## Task to carry out
Determine how many lines contain the string "text", then reply with that figure only.

[Items from a data source]
____
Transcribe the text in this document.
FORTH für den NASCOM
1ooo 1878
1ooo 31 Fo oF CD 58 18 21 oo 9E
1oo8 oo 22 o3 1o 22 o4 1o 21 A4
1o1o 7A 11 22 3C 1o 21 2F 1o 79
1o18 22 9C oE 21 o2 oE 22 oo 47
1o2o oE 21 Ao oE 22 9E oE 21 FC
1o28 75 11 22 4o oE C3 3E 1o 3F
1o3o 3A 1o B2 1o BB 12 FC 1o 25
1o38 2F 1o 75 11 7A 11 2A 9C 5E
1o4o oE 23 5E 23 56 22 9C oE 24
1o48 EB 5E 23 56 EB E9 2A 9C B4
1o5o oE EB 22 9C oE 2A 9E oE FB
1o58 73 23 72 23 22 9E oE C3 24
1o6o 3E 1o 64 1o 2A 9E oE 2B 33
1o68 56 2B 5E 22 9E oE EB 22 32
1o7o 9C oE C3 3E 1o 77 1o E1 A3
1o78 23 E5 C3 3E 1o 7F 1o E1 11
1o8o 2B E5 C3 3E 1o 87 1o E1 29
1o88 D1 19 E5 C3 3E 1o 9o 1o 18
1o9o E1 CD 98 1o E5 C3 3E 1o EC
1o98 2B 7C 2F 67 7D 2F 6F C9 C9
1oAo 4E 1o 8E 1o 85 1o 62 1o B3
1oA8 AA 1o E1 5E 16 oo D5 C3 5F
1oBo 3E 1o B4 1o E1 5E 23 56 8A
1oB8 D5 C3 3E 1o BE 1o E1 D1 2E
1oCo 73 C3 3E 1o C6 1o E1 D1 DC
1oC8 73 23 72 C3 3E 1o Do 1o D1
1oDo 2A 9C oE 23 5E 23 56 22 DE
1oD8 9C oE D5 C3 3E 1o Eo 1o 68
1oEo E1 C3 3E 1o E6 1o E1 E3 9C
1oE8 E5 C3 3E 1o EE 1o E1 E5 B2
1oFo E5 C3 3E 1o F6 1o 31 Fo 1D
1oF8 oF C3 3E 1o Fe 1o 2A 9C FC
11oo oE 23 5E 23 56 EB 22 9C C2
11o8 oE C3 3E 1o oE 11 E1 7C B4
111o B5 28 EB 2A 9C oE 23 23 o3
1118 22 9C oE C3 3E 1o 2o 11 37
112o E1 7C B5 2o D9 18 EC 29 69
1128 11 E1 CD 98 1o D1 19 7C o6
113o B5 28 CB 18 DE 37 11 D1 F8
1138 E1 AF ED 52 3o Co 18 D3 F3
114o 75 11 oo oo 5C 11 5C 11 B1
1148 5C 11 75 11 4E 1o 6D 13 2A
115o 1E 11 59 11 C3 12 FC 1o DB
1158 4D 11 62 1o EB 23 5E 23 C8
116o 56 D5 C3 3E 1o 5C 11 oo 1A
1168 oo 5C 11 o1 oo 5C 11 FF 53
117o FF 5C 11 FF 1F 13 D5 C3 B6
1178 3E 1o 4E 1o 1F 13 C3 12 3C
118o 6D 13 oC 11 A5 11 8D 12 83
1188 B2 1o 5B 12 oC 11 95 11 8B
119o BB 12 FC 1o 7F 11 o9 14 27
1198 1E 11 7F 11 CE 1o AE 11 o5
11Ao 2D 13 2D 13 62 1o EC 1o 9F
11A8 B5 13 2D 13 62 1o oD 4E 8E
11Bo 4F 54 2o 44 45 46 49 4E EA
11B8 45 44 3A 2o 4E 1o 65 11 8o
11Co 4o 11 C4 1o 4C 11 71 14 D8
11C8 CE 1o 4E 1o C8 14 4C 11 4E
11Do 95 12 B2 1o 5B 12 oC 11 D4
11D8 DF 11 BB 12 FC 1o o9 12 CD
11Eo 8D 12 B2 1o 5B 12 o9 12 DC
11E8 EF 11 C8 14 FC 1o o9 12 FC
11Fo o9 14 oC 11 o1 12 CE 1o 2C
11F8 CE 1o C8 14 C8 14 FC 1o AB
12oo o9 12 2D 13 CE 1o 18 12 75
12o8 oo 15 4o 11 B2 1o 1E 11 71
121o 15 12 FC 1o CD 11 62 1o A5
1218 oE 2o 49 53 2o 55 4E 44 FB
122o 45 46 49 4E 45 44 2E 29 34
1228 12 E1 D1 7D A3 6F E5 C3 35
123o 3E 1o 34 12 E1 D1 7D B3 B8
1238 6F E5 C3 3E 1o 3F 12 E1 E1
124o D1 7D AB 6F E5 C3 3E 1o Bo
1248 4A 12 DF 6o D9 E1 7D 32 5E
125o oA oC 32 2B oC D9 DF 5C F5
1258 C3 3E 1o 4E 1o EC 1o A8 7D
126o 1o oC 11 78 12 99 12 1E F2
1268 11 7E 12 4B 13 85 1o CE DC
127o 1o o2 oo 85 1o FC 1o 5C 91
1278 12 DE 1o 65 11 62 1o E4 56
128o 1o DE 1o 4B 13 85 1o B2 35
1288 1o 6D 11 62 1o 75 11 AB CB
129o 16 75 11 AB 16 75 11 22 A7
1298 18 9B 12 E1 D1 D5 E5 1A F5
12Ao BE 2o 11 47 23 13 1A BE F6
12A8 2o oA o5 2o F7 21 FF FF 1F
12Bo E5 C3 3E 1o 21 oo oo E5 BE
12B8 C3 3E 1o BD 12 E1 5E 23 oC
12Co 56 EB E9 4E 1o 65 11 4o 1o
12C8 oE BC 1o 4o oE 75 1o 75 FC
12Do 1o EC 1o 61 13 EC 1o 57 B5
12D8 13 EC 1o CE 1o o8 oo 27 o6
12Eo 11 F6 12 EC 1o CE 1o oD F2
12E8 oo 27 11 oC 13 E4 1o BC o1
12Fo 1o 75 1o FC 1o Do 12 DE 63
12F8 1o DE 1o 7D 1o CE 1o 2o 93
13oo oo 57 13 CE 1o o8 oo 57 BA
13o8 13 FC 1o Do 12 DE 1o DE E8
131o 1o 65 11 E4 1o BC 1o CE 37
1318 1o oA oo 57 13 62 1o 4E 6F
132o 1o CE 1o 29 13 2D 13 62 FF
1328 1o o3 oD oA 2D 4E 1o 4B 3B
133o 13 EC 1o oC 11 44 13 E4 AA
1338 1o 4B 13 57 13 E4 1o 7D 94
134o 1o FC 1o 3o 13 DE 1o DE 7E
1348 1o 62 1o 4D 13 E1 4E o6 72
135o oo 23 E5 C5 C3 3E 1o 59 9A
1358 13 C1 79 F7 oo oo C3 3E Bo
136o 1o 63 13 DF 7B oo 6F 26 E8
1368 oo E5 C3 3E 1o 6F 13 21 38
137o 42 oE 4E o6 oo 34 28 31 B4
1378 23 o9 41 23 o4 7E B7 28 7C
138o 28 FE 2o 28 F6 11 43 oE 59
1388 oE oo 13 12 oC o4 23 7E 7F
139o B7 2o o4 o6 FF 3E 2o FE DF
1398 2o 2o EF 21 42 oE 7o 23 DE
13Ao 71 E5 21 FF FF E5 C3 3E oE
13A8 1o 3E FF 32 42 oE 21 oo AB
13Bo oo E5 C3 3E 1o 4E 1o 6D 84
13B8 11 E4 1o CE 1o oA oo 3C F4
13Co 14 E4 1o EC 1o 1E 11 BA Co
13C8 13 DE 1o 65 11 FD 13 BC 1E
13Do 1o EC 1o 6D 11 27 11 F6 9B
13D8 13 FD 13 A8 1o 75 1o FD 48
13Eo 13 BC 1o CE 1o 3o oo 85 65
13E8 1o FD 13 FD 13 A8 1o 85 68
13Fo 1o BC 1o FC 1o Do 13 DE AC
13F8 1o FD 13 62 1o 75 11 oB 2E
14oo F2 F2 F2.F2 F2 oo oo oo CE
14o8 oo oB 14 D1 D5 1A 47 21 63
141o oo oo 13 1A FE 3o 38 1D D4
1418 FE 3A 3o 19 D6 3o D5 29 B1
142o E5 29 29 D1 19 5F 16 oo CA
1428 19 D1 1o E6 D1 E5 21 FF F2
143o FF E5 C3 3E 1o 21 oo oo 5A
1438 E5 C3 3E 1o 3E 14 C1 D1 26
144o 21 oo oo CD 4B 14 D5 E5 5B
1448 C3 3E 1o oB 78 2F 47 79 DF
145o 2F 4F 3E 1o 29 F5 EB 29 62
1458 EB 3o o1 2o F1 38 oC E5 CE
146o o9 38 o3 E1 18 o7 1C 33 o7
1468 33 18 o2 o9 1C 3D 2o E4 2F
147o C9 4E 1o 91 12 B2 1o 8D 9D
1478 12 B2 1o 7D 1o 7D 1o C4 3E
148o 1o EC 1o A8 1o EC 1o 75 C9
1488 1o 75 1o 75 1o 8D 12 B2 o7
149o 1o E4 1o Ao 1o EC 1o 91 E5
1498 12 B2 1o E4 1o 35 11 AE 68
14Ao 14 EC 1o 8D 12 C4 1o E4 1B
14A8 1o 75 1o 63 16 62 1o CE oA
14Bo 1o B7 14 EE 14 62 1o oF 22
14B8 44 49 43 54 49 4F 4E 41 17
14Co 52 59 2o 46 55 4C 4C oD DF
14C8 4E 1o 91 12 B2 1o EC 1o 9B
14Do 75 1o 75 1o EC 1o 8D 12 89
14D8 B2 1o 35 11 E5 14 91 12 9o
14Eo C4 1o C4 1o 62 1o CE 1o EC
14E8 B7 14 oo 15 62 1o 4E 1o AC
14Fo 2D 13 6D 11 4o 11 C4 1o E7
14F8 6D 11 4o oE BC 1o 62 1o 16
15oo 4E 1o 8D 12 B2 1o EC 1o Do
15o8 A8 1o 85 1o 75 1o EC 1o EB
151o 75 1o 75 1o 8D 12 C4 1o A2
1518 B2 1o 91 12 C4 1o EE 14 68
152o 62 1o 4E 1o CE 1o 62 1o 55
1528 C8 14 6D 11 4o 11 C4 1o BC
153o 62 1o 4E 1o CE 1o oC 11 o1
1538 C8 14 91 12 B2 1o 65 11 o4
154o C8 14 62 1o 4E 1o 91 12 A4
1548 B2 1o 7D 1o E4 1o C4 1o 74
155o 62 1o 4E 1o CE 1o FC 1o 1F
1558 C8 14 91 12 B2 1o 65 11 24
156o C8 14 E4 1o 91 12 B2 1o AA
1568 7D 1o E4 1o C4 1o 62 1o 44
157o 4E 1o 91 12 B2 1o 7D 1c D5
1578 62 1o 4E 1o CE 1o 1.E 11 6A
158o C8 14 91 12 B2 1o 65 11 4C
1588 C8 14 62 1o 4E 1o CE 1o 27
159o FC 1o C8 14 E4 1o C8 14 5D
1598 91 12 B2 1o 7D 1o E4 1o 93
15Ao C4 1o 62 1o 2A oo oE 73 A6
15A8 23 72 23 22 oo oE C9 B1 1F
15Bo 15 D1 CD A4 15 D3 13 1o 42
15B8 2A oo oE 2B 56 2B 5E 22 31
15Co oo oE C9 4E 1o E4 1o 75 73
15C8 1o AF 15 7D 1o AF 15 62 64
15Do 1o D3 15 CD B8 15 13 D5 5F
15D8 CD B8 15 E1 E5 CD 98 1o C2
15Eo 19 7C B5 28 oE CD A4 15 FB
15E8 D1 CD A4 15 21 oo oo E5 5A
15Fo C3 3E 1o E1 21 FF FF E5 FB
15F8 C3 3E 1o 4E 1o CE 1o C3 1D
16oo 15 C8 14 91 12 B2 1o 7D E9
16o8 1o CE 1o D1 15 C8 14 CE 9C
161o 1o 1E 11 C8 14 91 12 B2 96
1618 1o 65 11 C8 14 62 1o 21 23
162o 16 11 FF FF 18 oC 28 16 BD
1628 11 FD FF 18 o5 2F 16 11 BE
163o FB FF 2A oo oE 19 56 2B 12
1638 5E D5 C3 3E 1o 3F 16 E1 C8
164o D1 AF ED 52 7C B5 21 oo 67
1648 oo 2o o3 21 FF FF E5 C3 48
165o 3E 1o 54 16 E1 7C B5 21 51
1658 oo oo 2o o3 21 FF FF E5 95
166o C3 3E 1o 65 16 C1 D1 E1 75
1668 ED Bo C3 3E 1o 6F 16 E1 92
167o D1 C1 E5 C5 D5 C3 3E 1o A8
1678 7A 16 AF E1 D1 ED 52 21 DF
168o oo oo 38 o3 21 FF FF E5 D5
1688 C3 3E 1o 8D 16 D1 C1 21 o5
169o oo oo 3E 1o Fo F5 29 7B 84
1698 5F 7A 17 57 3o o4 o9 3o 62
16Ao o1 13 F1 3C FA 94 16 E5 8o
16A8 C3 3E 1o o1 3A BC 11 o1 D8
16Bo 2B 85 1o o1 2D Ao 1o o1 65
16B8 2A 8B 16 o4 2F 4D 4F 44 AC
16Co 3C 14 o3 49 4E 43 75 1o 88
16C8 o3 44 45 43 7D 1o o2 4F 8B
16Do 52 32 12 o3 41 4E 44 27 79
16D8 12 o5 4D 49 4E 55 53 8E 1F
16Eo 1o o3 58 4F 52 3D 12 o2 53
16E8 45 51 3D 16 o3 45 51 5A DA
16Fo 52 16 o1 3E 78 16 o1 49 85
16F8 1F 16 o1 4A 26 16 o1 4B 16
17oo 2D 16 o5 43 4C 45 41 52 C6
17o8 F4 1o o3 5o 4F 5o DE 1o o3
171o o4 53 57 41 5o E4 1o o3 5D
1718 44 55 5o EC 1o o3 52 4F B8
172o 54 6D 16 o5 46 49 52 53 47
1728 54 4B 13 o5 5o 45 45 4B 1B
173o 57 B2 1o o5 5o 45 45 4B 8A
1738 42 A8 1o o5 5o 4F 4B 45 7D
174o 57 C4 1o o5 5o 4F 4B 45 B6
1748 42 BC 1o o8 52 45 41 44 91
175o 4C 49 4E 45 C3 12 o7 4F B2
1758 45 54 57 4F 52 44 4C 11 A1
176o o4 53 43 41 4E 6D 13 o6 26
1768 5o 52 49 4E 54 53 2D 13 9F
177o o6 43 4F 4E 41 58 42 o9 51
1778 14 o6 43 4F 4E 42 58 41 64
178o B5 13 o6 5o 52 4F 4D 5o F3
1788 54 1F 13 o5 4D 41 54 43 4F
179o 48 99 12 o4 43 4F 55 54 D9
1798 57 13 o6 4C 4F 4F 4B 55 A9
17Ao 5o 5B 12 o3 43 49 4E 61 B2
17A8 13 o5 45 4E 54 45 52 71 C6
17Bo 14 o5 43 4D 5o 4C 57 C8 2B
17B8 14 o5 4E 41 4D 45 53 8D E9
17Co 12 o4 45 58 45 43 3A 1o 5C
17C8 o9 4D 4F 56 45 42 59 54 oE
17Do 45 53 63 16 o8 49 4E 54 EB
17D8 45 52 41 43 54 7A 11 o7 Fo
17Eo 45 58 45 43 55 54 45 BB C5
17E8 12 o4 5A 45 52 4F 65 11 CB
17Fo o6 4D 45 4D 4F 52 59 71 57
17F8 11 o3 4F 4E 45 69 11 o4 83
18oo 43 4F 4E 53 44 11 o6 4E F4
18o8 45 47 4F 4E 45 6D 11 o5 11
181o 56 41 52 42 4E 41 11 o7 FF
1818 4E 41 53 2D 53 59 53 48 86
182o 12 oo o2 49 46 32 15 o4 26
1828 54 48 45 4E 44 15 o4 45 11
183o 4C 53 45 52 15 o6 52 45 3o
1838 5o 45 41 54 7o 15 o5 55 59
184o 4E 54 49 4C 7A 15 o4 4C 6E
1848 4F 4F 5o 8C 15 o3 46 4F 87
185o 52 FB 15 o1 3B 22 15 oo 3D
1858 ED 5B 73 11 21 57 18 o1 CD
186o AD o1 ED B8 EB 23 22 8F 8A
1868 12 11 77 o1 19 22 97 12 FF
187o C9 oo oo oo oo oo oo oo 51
____
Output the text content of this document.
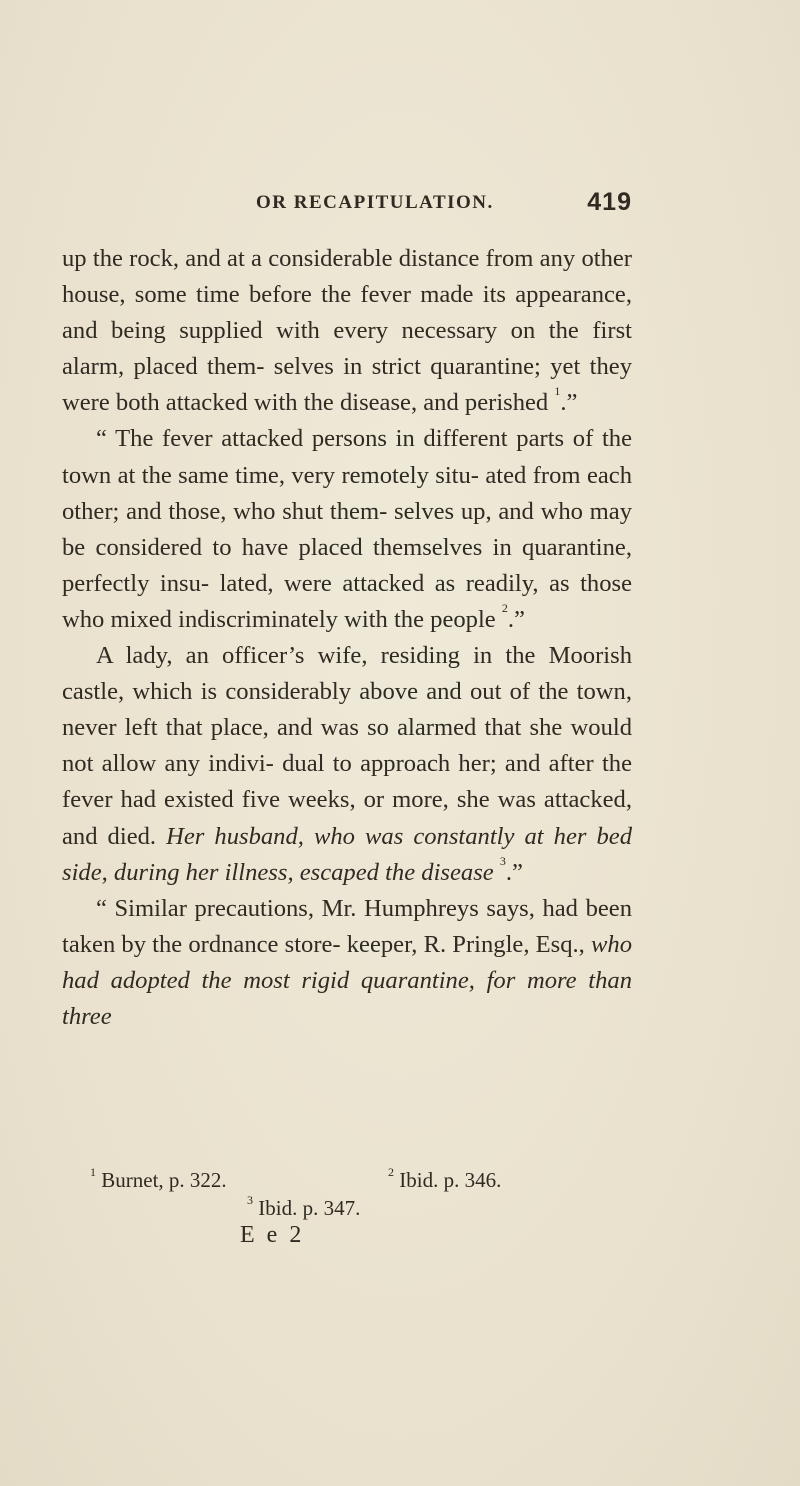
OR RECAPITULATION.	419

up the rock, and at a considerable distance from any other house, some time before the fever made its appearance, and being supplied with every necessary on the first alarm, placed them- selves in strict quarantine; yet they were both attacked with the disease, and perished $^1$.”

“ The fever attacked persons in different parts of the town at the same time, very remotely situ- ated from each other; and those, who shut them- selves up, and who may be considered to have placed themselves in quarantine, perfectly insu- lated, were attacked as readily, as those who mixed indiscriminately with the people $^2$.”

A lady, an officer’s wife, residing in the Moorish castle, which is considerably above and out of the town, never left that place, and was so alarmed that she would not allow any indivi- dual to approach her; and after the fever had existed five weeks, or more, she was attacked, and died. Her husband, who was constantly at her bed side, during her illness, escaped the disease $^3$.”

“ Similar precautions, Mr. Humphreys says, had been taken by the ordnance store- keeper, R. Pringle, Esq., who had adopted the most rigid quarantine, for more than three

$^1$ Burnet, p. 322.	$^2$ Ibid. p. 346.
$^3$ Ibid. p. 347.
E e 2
____
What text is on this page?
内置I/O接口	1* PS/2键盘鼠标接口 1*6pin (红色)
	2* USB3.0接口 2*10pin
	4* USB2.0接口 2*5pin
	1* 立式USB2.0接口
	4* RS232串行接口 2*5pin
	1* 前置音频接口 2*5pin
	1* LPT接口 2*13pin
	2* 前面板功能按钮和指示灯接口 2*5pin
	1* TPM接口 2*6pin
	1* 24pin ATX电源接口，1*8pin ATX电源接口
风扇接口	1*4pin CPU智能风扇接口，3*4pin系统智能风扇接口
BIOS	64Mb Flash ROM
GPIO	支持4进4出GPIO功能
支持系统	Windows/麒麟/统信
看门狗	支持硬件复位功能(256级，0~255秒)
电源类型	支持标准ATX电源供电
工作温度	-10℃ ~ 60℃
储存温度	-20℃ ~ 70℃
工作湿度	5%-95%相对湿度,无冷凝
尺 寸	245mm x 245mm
____
## Complete answer
3